**Stated goal**
Count the lines in the rows below that contain the string "indent", matching case exactly. Reply with the number alone.

**Provided records**
══════════
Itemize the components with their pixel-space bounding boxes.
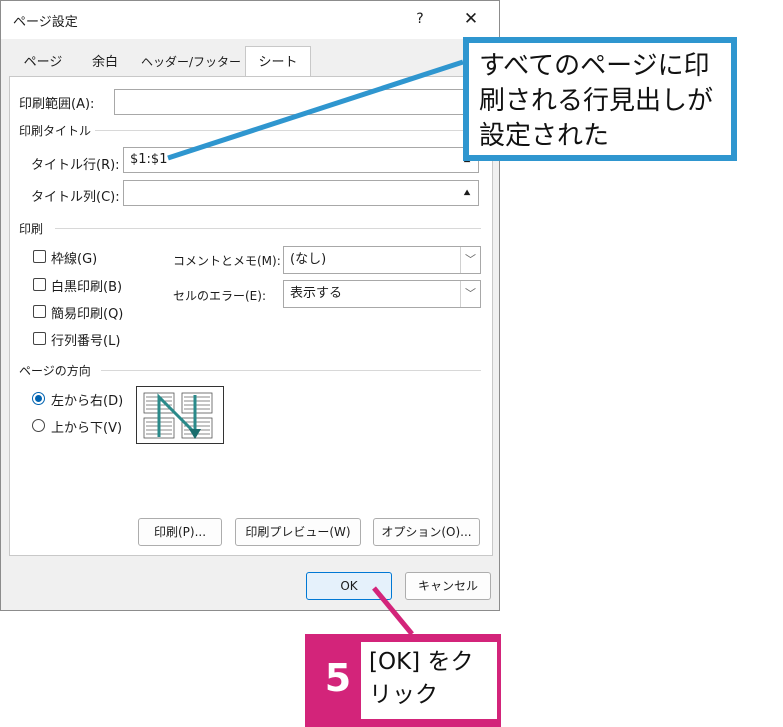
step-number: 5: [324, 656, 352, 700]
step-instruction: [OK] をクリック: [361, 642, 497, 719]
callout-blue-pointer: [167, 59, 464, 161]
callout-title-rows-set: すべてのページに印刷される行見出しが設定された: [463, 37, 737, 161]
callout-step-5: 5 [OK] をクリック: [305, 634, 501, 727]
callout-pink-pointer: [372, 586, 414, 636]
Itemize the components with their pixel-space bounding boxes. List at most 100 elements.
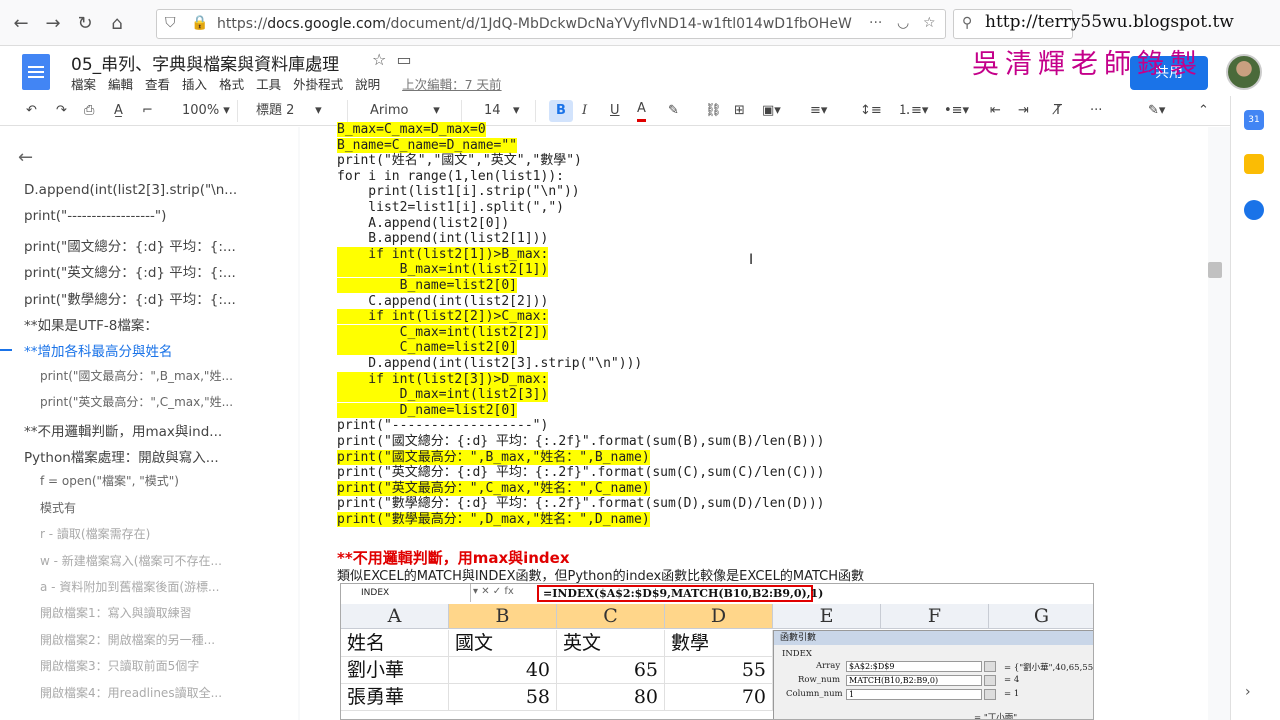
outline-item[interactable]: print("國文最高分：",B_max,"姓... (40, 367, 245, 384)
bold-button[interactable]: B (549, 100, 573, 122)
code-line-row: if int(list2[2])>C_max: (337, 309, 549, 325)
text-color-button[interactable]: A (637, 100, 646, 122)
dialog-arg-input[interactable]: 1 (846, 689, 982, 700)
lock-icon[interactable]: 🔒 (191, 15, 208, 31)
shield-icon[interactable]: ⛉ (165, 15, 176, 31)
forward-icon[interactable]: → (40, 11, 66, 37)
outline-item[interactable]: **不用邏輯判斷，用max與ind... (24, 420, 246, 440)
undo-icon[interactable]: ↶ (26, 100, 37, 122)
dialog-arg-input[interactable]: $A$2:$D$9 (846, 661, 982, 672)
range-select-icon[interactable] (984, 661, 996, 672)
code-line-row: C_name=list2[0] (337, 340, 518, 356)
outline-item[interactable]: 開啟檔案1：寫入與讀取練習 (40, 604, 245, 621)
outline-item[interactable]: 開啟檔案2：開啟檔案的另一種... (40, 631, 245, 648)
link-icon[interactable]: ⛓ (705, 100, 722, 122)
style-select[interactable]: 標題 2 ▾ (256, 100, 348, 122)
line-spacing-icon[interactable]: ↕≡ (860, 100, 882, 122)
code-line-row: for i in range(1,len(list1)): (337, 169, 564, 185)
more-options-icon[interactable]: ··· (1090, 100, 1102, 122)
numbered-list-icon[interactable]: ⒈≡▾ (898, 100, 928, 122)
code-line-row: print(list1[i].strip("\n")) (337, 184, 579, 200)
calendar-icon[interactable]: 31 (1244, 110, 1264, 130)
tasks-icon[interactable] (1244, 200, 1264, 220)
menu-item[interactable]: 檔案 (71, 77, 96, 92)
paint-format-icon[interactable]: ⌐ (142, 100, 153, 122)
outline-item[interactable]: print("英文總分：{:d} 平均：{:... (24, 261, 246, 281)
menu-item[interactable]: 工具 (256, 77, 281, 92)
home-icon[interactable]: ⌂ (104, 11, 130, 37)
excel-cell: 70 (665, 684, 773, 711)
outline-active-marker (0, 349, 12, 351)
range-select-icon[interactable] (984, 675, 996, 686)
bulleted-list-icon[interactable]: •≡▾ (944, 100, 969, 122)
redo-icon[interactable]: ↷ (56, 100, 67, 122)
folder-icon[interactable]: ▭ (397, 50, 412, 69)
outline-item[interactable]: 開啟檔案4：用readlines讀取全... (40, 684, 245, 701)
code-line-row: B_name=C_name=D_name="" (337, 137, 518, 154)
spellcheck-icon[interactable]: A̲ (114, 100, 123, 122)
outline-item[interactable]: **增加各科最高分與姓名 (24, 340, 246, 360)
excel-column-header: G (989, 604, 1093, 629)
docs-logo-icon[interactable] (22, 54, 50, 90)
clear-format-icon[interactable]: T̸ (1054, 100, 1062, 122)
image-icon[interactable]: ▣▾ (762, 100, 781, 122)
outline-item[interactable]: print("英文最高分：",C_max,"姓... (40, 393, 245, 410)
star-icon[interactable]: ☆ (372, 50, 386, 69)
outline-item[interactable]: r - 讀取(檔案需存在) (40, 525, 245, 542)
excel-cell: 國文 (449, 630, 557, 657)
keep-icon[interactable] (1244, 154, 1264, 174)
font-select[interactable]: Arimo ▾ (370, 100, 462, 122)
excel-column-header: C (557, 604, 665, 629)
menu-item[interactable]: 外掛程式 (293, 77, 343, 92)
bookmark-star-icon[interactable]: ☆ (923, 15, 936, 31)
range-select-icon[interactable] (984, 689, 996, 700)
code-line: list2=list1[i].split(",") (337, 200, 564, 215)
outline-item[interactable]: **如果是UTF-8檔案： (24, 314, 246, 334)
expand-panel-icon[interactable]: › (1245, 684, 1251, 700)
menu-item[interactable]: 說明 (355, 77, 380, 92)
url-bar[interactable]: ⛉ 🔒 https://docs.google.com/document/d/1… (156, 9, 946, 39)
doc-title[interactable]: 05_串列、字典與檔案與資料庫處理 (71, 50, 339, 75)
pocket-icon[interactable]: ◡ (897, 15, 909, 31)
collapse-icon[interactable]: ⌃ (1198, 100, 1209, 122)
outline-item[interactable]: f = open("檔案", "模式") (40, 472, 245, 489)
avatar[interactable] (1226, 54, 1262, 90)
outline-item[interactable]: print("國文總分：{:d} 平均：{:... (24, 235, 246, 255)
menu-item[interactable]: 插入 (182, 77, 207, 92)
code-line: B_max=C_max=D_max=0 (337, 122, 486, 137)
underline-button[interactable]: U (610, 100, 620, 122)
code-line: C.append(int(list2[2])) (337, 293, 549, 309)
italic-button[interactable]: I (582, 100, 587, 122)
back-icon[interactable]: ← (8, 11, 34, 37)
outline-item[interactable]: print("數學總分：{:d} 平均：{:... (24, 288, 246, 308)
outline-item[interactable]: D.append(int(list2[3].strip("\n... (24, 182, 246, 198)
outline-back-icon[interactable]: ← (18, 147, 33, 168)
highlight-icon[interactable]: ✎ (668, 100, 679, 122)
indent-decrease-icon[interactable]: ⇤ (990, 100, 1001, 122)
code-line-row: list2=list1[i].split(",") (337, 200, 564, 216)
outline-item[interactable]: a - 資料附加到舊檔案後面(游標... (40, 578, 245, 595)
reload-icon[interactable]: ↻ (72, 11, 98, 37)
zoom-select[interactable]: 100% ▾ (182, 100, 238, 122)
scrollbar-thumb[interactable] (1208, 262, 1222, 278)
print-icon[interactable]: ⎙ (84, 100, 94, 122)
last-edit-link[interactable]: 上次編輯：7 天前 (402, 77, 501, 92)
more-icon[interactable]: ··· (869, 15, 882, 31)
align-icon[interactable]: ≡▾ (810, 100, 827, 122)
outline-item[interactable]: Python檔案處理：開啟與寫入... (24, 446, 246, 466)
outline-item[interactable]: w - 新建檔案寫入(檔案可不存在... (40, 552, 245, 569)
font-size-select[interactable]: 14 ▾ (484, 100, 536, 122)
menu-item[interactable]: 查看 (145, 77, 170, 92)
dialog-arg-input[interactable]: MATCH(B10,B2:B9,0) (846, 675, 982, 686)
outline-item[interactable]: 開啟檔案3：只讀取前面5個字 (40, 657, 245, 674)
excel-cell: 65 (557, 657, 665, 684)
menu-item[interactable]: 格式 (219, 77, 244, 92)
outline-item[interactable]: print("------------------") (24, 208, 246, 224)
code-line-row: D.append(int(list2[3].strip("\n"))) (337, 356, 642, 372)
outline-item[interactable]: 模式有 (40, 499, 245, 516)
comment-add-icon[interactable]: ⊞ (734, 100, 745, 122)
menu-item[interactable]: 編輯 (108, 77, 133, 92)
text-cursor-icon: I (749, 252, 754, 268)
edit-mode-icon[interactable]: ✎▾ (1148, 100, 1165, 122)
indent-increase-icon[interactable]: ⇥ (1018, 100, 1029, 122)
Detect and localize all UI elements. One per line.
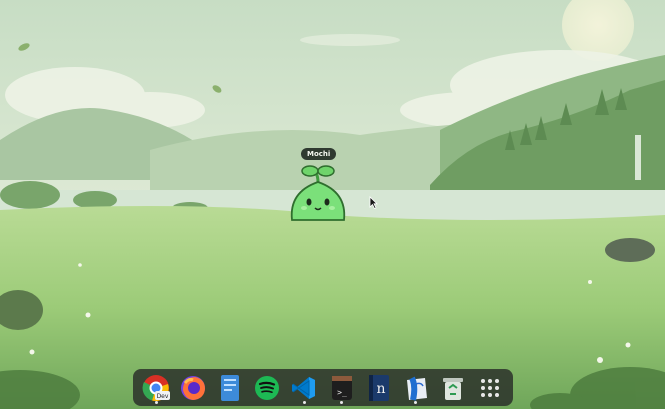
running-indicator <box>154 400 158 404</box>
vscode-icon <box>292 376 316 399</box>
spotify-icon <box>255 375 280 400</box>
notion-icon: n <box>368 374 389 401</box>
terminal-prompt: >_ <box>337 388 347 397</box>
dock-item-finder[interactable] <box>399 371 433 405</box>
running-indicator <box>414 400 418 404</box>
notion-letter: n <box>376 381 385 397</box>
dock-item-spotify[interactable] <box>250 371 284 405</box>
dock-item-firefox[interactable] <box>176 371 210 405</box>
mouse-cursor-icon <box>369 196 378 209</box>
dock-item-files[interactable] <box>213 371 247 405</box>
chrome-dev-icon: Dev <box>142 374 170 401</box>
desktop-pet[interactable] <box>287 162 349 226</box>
══════════
**Answer to the exercise**
2